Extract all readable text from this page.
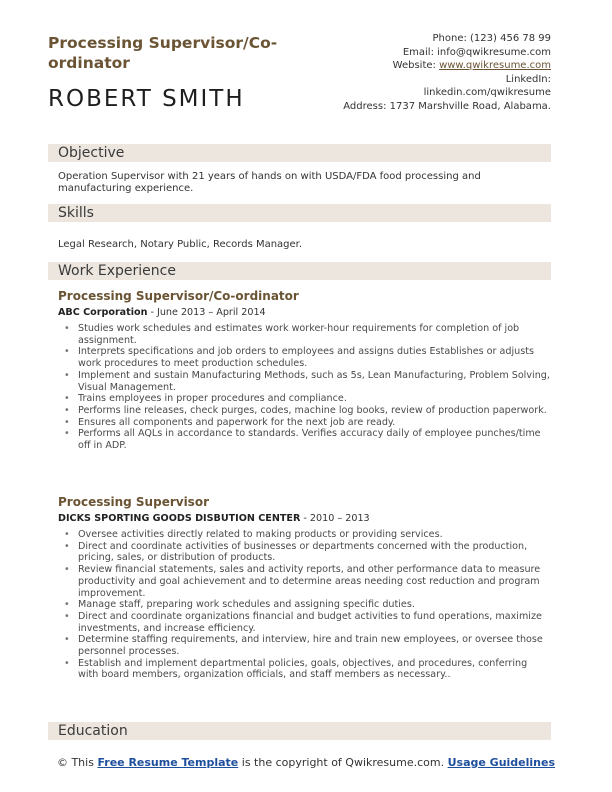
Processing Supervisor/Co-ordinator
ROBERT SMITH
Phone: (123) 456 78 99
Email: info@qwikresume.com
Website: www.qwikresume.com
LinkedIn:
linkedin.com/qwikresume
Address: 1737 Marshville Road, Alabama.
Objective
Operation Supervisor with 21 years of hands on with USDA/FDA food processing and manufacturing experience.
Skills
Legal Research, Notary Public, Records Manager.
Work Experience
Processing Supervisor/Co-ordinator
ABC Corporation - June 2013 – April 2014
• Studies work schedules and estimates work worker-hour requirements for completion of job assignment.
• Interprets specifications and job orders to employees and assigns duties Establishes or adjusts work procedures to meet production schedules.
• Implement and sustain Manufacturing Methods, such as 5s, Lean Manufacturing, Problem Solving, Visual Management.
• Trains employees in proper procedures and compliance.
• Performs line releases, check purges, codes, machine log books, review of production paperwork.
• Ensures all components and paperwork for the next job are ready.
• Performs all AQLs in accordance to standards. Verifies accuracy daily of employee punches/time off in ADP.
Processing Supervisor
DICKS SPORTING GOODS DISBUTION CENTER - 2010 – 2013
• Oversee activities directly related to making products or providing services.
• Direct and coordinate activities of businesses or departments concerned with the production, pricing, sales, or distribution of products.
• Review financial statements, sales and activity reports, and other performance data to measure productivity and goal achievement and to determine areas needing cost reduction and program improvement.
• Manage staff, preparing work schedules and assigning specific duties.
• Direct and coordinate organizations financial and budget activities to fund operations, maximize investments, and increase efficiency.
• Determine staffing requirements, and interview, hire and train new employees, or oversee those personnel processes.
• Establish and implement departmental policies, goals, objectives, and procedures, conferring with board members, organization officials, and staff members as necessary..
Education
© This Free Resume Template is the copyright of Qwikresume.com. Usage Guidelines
.....
**Exercise:** From the listing, copy every line where the string "requirements" appears.

**Reply:**
• Studies work schedules and estimates work worker-hour requirements for completion of job assignment.
• Determine staffing requirements, and interview, hire and train new employees, or oversee those personnel processes.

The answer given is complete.